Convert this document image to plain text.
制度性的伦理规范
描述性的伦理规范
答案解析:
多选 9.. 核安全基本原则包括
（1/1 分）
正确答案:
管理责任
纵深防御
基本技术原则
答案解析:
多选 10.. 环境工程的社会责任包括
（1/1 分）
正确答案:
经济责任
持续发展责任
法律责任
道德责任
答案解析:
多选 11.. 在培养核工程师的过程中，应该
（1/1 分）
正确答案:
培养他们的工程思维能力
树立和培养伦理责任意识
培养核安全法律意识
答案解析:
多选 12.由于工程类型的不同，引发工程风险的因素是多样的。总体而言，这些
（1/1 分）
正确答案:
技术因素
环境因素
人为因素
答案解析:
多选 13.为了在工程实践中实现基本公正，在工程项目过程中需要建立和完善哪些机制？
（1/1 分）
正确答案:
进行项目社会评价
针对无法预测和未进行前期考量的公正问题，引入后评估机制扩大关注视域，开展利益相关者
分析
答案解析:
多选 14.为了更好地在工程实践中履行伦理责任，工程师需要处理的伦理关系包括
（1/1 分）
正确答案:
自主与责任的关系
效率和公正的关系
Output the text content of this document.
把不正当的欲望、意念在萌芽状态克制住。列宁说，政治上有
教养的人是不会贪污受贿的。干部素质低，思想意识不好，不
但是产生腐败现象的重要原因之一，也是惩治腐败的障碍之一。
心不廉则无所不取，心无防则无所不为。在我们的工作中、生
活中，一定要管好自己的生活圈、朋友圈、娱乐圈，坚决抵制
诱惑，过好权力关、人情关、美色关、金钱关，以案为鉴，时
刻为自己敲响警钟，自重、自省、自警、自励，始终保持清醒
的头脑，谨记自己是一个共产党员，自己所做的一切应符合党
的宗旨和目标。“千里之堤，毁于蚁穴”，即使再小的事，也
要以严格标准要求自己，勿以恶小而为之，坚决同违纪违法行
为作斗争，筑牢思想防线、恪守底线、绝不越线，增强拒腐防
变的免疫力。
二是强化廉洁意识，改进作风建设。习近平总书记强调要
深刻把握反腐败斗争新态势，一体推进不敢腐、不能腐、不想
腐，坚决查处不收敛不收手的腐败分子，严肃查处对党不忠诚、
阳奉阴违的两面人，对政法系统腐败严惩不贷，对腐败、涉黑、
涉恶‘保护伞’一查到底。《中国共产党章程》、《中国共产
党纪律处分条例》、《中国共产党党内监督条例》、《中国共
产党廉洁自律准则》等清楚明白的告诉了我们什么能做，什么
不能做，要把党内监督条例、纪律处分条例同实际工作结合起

━━━

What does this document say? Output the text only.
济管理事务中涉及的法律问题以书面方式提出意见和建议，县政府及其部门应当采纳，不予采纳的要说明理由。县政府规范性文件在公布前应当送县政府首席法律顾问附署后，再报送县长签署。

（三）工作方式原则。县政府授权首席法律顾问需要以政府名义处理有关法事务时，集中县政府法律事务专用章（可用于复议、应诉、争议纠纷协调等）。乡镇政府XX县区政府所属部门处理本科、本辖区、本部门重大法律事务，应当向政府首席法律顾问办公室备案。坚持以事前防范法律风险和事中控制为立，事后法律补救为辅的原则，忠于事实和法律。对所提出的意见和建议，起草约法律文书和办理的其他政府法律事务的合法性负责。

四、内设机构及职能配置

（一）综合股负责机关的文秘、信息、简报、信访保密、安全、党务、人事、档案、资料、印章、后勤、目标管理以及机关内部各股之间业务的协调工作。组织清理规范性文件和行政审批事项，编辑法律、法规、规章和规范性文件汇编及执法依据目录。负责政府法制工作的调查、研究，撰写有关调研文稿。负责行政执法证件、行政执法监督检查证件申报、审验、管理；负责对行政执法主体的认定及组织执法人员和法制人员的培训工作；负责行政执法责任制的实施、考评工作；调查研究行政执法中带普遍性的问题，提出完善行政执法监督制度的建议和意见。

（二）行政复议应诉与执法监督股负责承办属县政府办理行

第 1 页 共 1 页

━━━

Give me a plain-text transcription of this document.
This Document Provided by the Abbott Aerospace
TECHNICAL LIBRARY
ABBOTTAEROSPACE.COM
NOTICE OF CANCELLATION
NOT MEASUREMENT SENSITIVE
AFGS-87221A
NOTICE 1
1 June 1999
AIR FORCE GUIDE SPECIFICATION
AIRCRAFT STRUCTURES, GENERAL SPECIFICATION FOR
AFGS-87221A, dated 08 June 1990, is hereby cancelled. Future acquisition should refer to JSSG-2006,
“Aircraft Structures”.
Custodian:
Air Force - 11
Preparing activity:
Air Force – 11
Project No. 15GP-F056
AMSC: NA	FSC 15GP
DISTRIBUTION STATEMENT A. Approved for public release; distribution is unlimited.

━━━

### INSTRUCTIONS TO FOLLOW:
Compute how many lines include the string "Output", then give that number by itself.

### CORRECT ANSWER:
2